▶ _Do this_:
Reproduce everything from the start of the data down to the line that contains "30, 113, 52]", including that line, without changing a single character.

▶ _Dataset records_:
•••
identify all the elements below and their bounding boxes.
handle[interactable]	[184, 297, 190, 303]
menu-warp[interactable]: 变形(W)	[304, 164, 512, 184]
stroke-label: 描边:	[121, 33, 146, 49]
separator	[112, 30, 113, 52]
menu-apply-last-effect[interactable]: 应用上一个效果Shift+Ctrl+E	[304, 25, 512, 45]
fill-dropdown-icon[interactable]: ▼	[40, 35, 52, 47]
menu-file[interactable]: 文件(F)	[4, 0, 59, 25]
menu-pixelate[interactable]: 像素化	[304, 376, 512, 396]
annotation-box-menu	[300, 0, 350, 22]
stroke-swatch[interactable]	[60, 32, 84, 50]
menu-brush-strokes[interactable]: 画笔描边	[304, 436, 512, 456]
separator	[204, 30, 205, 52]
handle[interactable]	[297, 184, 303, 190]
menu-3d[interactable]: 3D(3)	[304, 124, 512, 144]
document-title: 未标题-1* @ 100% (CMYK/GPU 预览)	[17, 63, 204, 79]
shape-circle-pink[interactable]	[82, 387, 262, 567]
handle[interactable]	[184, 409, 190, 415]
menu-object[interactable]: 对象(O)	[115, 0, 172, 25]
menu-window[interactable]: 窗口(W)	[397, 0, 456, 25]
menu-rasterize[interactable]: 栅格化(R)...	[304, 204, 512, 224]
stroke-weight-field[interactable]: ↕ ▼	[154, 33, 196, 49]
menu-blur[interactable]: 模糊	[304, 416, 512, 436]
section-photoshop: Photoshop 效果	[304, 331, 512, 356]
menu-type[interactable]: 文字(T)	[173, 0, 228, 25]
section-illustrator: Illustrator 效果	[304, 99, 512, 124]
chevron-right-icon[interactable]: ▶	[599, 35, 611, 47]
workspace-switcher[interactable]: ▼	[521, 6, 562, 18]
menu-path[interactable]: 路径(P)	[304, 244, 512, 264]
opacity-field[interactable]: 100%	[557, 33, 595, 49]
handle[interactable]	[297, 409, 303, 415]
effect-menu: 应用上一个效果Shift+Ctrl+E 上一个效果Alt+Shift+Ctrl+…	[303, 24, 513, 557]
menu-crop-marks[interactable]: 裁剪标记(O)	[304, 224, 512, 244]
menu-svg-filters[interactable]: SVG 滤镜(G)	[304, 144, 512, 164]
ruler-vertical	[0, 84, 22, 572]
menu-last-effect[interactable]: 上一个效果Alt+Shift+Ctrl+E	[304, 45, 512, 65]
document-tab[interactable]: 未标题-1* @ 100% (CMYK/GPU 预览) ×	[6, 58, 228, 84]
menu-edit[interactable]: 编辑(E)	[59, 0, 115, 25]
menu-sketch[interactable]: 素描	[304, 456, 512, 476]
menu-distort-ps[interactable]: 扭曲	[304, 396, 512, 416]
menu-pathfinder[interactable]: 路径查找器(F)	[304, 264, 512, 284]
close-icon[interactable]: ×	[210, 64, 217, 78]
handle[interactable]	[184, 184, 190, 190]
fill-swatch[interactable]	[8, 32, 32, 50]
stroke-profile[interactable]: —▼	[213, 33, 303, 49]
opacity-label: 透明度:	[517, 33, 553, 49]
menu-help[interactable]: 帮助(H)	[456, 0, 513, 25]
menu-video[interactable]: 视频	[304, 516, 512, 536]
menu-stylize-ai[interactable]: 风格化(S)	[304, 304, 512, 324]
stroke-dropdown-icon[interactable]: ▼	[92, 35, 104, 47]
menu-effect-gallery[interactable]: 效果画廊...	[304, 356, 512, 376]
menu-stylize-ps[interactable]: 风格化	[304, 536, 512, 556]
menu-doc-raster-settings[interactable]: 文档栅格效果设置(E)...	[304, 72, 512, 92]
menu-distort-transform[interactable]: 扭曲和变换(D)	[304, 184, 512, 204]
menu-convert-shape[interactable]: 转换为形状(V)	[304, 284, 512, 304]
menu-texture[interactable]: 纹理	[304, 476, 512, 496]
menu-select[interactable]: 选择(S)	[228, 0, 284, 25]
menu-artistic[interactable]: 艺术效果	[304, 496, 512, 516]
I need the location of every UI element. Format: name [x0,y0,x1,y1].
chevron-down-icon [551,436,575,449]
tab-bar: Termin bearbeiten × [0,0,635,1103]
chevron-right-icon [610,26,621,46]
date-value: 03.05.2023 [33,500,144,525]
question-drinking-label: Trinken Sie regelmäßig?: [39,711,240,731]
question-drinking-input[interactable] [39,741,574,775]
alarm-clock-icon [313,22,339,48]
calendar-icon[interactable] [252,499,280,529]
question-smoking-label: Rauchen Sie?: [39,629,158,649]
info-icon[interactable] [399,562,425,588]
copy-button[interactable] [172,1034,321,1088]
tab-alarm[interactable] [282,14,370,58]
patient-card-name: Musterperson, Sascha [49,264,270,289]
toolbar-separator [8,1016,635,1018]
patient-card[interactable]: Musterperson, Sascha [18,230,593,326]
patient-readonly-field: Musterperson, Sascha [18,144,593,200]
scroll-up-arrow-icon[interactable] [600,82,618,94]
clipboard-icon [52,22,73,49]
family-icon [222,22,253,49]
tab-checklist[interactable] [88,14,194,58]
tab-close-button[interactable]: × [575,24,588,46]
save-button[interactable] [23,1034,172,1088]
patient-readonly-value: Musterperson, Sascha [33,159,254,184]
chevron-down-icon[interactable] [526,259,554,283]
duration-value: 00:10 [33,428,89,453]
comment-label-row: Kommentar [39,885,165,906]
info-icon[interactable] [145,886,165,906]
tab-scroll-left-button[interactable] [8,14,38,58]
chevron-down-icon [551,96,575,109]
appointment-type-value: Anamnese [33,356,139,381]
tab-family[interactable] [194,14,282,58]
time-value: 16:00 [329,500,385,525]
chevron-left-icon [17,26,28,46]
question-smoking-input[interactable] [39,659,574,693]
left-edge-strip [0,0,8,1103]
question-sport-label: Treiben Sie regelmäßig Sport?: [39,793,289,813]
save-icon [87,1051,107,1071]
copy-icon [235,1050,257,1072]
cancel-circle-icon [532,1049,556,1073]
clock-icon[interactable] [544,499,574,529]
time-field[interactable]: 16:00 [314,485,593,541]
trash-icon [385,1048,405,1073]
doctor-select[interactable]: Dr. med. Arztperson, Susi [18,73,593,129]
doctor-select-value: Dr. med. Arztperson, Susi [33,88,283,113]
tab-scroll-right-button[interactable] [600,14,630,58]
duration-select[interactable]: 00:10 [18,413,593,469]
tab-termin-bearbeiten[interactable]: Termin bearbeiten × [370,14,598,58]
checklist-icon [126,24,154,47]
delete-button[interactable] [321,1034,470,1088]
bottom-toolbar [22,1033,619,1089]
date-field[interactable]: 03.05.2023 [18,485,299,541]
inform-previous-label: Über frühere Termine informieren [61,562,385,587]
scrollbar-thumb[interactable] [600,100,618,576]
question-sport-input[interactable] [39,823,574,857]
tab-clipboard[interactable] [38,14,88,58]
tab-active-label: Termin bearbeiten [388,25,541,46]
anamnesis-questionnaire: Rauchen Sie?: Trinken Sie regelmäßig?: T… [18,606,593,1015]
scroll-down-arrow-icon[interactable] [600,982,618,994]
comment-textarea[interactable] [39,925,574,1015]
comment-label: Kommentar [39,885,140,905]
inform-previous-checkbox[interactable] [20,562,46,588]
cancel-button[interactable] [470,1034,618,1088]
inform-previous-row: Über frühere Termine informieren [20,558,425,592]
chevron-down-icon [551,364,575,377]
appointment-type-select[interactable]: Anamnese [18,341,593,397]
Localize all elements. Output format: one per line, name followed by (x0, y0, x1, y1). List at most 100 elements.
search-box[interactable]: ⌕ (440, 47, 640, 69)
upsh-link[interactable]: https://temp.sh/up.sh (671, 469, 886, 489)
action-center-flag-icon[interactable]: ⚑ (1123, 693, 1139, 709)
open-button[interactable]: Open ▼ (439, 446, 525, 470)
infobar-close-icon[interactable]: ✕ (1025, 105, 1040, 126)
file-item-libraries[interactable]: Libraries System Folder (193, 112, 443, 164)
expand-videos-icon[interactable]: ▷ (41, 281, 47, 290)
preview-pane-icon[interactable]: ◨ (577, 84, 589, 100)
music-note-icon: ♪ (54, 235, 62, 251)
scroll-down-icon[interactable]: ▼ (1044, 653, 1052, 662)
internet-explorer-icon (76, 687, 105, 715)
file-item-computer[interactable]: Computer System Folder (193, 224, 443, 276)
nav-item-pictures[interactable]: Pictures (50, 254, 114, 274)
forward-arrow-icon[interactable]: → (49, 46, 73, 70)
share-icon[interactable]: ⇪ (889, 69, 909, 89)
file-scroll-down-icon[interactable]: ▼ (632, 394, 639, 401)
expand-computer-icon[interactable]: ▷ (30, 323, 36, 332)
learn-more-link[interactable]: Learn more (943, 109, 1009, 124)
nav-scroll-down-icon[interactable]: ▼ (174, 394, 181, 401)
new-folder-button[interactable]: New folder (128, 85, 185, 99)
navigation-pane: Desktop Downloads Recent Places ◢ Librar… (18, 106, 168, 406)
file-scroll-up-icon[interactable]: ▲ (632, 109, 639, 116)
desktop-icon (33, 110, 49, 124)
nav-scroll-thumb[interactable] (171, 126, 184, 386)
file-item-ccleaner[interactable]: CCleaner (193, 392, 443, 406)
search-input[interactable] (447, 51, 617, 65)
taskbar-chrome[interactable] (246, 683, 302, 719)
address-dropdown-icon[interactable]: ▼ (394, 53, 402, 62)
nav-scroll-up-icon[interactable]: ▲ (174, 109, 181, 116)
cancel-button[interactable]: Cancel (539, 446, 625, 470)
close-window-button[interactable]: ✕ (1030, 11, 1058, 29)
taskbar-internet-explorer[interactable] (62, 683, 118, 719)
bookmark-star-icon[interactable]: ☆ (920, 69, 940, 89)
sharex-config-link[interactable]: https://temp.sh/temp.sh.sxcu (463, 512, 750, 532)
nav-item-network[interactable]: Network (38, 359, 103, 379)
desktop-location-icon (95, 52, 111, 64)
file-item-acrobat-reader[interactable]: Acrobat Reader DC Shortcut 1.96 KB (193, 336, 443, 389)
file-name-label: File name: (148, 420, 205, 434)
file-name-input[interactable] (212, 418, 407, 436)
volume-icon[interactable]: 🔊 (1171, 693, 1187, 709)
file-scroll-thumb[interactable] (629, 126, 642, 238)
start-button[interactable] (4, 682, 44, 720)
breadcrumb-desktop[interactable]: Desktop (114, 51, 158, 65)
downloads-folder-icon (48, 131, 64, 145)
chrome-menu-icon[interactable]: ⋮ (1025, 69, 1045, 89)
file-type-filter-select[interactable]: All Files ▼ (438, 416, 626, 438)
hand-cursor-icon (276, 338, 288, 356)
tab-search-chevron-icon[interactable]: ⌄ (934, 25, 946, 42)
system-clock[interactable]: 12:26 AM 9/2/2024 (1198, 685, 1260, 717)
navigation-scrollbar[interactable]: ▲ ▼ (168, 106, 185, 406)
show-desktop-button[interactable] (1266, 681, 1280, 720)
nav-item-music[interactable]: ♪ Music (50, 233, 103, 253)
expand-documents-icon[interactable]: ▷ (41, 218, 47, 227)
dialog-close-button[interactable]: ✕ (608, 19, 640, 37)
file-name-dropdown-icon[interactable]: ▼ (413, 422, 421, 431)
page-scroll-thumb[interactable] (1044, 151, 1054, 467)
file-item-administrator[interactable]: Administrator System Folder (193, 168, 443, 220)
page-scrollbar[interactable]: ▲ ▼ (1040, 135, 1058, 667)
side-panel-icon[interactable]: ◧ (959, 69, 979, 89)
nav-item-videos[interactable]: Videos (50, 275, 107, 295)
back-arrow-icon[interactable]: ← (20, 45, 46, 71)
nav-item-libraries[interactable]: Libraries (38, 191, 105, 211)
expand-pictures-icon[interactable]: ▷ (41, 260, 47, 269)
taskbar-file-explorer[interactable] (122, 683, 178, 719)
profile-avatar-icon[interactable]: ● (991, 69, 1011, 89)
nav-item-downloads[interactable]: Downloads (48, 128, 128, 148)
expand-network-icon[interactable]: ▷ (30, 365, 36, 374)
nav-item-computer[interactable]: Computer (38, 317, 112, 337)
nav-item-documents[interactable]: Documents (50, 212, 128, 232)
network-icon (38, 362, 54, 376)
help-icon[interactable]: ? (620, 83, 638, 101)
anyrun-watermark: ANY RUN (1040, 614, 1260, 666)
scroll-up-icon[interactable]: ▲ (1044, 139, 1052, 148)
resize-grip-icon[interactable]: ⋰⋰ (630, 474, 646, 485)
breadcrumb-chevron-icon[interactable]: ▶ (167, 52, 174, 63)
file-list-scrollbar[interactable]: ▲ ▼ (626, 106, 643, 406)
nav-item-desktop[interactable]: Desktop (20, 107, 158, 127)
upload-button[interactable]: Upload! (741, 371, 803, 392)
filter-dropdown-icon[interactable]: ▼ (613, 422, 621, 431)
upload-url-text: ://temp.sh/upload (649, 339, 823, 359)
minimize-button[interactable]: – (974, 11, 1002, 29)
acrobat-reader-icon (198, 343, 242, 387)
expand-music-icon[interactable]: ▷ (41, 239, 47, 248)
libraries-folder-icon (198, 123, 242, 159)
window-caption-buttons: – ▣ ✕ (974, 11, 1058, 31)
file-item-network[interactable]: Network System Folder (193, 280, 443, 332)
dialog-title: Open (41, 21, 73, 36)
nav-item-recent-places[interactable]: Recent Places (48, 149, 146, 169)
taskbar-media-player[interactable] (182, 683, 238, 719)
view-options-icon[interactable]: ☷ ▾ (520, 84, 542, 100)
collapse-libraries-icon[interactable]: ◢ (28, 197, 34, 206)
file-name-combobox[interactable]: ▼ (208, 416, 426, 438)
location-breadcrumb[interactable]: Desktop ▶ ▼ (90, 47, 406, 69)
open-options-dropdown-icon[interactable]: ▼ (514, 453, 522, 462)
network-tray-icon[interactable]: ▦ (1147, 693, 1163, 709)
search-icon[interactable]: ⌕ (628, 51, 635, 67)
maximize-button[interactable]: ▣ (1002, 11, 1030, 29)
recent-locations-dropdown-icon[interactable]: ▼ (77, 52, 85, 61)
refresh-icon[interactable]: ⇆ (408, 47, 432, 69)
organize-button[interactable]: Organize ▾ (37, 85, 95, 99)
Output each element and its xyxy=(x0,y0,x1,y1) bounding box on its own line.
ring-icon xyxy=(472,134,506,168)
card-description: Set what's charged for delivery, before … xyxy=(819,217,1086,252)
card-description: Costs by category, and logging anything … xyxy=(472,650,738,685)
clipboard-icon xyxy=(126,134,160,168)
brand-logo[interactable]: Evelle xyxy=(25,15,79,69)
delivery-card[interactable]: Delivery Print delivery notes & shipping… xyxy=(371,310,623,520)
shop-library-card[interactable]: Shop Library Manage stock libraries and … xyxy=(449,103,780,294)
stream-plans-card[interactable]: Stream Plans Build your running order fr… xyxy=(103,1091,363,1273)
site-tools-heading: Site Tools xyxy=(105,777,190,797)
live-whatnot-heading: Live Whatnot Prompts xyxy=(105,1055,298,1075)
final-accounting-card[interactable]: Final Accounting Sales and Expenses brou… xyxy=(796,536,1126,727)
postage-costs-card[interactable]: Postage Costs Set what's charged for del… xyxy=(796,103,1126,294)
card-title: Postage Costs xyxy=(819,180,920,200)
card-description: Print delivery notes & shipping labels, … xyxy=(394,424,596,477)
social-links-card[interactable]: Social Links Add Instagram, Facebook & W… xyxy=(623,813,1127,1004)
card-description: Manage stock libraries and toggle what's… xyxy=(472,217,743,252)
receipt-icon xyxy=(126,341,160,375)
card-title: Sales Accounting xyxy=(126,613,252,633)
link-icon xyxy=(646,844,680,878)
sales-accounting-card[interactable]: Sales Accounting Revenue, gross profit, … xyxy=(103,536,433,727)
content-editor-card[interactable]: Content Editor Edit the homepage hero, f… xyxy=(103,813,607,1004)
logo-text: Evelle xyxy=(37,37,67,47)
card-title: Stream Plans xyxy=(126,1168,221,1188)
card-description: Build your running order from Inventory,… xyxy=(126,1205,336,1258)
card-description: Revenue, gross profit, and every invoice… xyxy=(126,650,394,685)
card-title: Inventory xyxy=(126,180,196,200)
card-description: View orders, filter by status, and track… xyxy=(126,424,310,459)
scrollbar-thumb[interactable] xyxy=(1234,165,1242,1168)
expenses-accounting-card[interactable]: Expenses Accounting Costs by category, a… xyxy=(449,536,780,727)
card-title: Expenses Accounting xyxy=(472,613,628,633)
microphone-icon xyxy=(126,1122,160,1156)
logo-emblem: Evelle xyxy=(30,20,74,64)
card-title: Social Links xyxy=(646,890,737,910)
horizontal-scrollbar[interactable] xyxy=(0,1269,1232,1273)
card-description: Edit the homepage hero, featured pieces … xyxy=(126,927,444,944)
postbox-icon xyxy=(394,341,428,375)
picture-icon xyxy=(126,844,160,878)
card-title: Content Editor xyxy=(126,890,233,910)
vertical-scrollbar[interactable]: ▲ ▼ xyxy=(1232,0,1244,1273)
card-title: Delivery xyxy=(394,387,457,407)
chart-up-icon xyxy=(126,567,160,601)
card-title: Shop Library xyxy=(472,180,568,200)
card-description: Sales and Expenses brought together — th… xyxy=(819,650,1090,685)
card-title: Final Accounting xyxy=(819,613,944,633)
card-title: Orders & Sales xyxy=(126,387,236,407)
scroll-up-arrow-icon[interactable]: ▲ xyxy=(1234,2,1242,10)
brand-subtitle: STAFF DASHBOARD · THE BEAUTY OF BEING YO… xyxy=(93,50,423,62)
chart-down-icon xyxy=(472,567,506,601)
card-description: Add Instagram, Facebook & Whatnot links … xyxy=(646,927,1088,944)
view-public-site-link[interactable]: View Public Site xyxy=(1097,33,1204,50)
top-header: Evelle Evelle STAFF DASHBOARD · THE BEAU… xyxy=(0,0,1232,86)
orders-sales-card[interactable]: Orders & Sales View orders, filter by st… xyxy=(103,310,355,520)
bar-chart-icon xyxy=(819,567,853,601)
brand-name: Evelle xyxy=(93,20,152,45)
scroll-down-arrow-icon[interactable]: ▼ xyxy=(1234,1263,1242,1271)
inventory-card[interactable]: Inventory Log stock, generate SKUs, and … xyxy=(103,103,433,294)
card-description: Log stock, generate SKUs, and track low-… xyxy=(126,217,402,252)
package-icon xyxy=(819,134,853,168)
•••
▶ _Task output_:
identify all the elements below and their bounding boxes.
handle[interactable]	[184, 297, 190, 303]
menu-warp[interactable]: 变形(W)	[304, 164, 512, 184]
stroke-label: 描边:	[121, 33, 146, 49]
separator	[112, 30, 113, 52]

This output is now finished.